Extracted records:
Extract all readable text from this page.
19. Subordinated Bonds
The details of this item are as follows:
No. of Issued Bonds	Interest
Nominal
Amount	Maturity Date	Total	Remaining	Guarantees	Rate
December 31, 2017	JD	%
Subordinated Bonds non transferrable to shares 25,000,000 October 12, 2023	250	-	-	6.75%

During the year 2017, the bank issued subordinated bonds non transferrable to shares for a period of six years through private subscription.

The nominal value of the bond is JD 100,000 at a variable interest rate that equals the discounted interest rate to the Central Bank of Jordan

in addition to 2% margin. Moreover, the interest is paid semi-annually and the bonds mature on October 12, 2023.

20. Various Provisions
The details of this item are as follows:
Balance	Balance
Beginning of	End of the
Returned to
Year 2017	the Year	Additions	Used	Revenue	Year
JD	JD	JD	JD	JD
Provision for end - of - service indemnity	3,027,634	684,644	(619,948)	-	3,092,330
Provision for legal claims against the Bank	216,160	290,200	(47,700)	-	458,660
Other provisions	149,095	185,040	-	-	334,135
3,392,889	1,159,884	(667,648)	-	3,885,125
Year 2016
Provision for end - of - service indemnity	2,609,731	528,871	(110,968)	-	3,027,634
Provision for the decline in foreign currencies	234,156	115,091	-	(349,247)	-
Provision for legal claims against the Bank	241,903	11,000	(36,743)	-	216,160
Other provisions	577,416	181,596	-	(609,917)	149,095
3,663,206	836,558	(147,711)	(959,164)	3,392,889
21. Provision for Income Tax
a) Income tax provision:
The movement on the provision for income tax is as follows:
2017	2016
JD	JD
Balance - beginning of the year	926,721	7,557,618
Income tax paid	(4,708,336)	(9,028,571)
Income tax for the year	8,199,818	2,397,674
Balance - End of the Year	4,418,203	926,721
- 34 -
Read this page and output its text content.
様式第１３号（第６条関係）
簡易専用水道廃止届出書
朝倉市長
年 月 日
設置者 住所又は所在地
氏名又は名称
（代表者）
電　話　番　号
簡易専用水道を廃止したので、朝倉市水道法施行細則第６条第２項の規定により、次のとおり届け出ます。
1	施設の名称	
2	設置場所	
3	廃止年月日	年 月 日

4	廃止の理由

▶ GOAL OF THE EXERCISE
Only the lines from the one containing "Read this page and output its text content." to the end of the listing belong in the output, each reproduced exactly.

▶ REPLY
Read this page and output its text content.
様式第１３号（第６条関係）
簡易専用水道廃止届出書
朝倉市長
年 月 日
設置者 住所又は所在地
氏名又は名称
（代表者）
電　話　番　号
簡易専用水道を廃止したので、朝倉市水道法施行細則第６条第２項の規定により、次のとおり届け出ます。
1	施設の名称	
2	設置場所	
3	廃止年月日	年 月 日

4	廃止の理由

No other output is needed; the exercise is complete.